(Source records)
......
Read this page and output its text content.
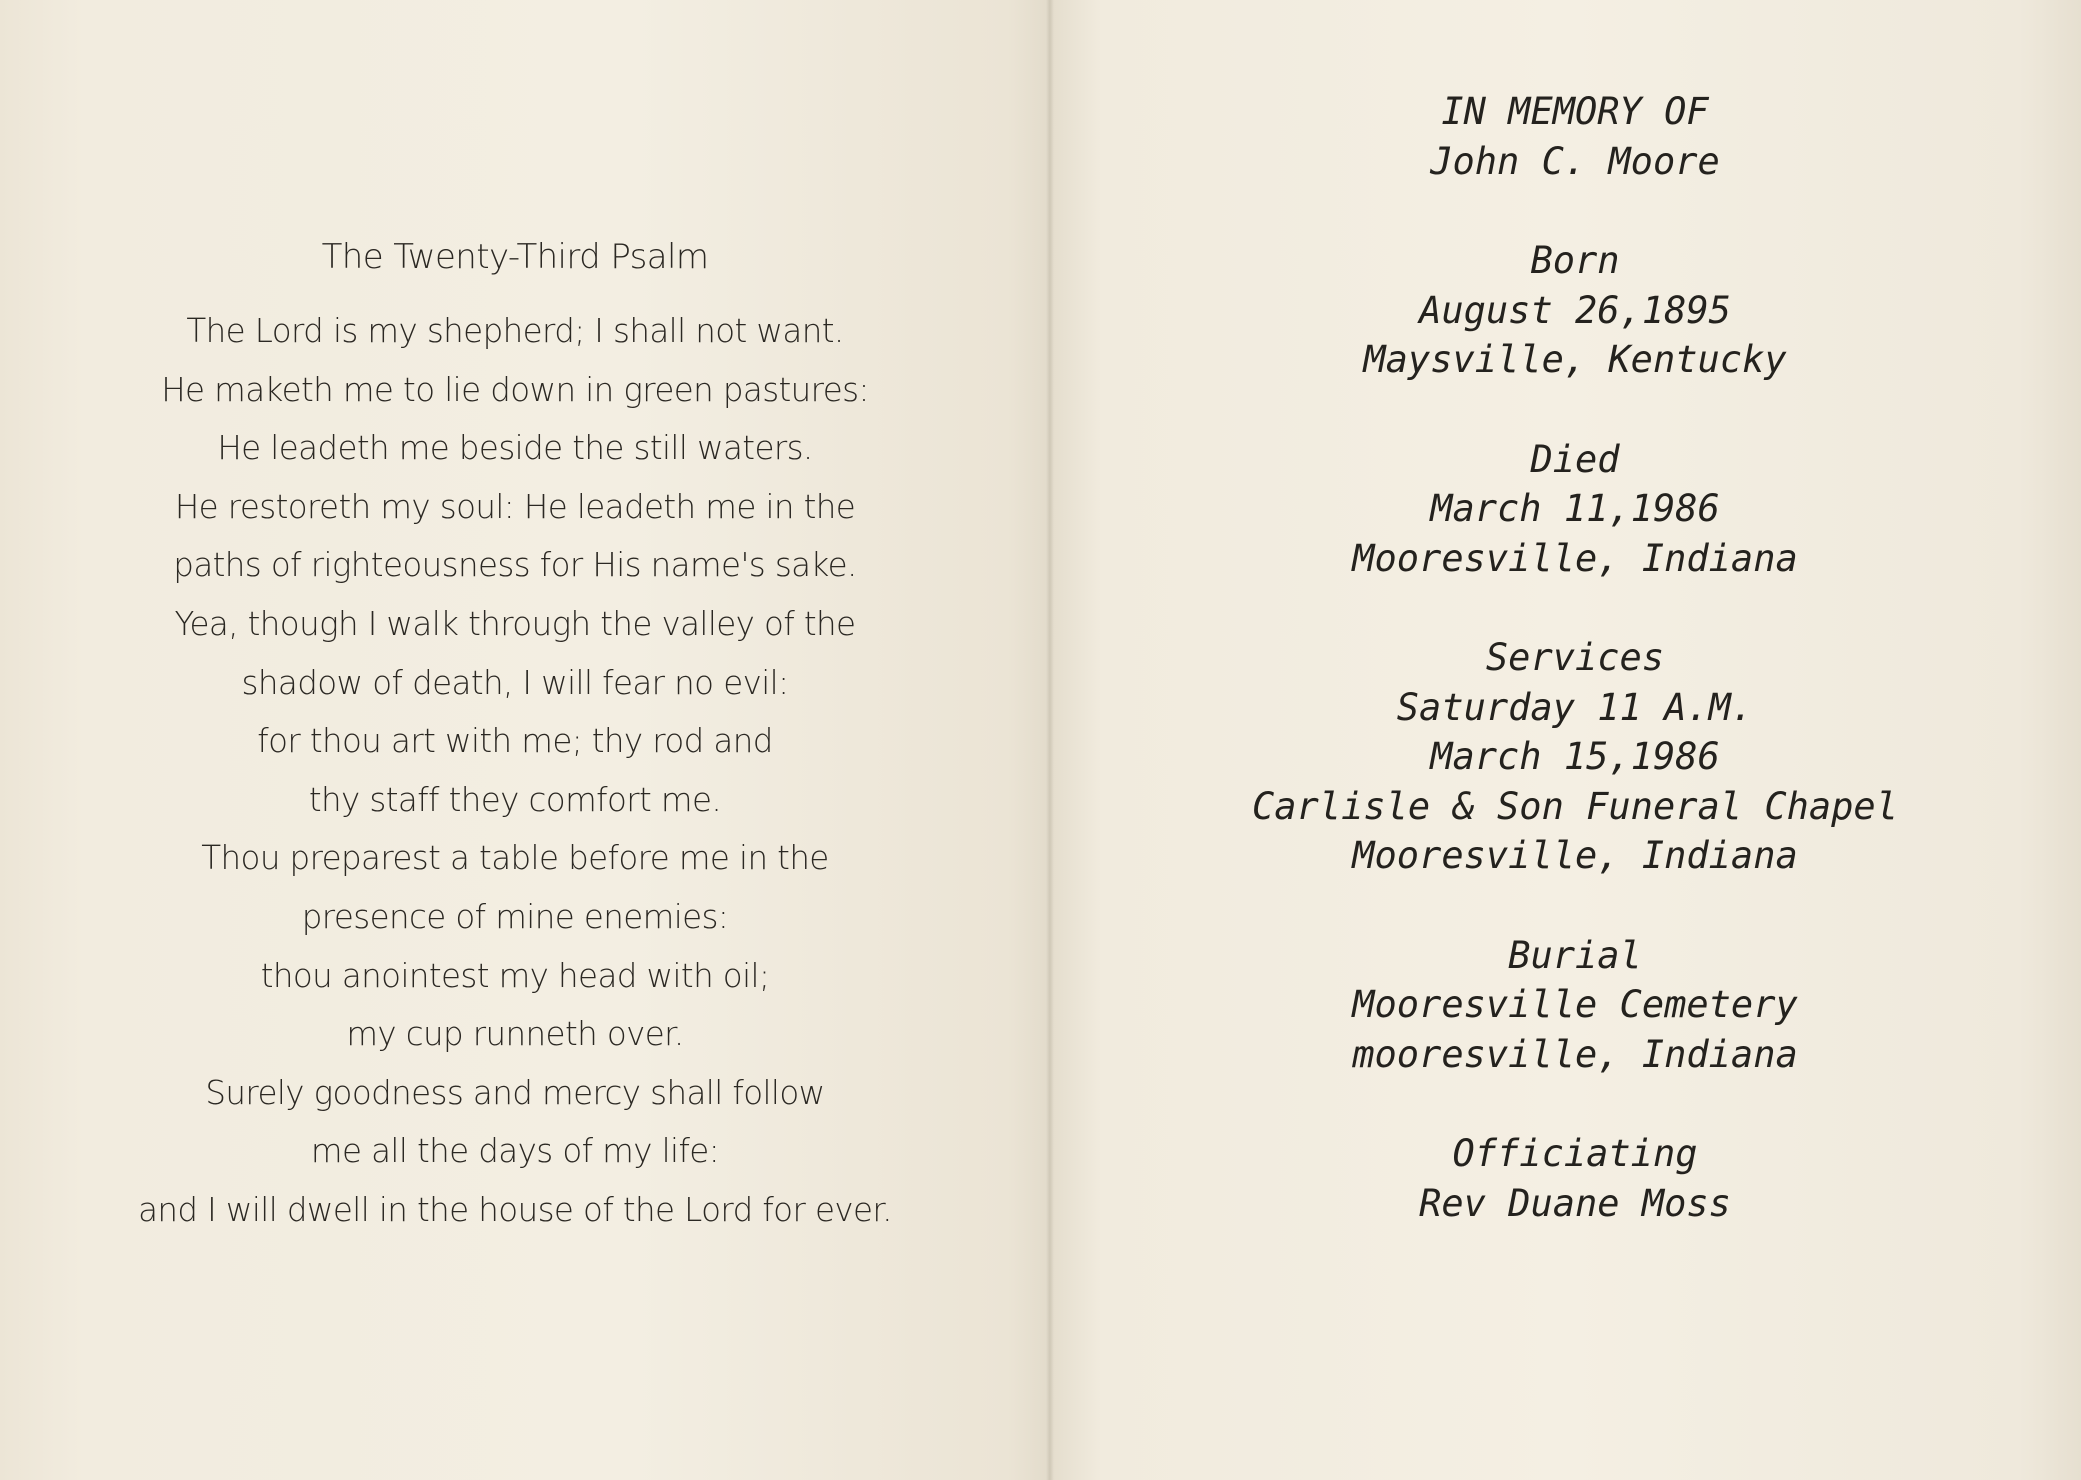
The Twenty-Third Psalm
The Lord is my shepherd; I shall not want.
He maketh me to lie down in green pastures:
He leadeth me beside the still waters.
He restoreth my soul: He leadeth me in the
paths of righteousness for His name's sake.
Yea, though I walk through the valley of the
shadow of death, I will fear no evil:
for thou art with me; thy rod and
thy staff they comfort me.
Thou preparest a table before me in the
presence of mine enemies:
thou anointest my head with oil;
my cup runneth over.
Surely goodness and mercy shall follow
me all the days of my life:
and I will dwell in the house of the Lord for ever.
IN MEMORY OF
John C. Moore
Born
August 26,1895
Maysville, Kentucky
Died
March 11,1986
Mooresville, Indiana
Services
Saturday 11 A.M.
March 15,1986
Carlisle & Son Funeral Chapel
Mooresville, Indiana
Burial
Mooresville Cemetery
mooresville, Indiana
Officiating
Rev Duane Moss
......
● Objective: Copy out the whole listing exactly, and don't carry over any pictures.

● Output for this task:
Read this page and output its text content.
The Twenty-Third Psalm
The Lord is my shepherd; I shall not want.
He maketh me to lie down in green pastures:
He leadeth me beside the still waters.
He restoreth my soul: He leadeth me in the
paths of righteousness for His name's sake.
Yea, though I walk through the valley of the
shadow of death, I will fear no evil:
for thou art with me; thy rod and
thy staff they comfort me.
Thou preparest a table before me in the
presence of mine enemies:
thou anointest my head with oil;
my cup runneth over.
Surely goodness and mercy shall follow
me all the days of my life:
and I will dwell in the house of the Lord for ever.
IN MEMORY OF
John C. Moore
Born
August 26,1895
Maysville, Kentucky
Died
March 11,1986
Mooresville, Indiana
Services
Saturday 11 A.M.
March 15,1986
Carlisle & Son Funeral Chapel
Mooresville, Indiana
Burial
Mooresville Cemetery
mooresville, Indiana
Officiating
Rev Duane Moss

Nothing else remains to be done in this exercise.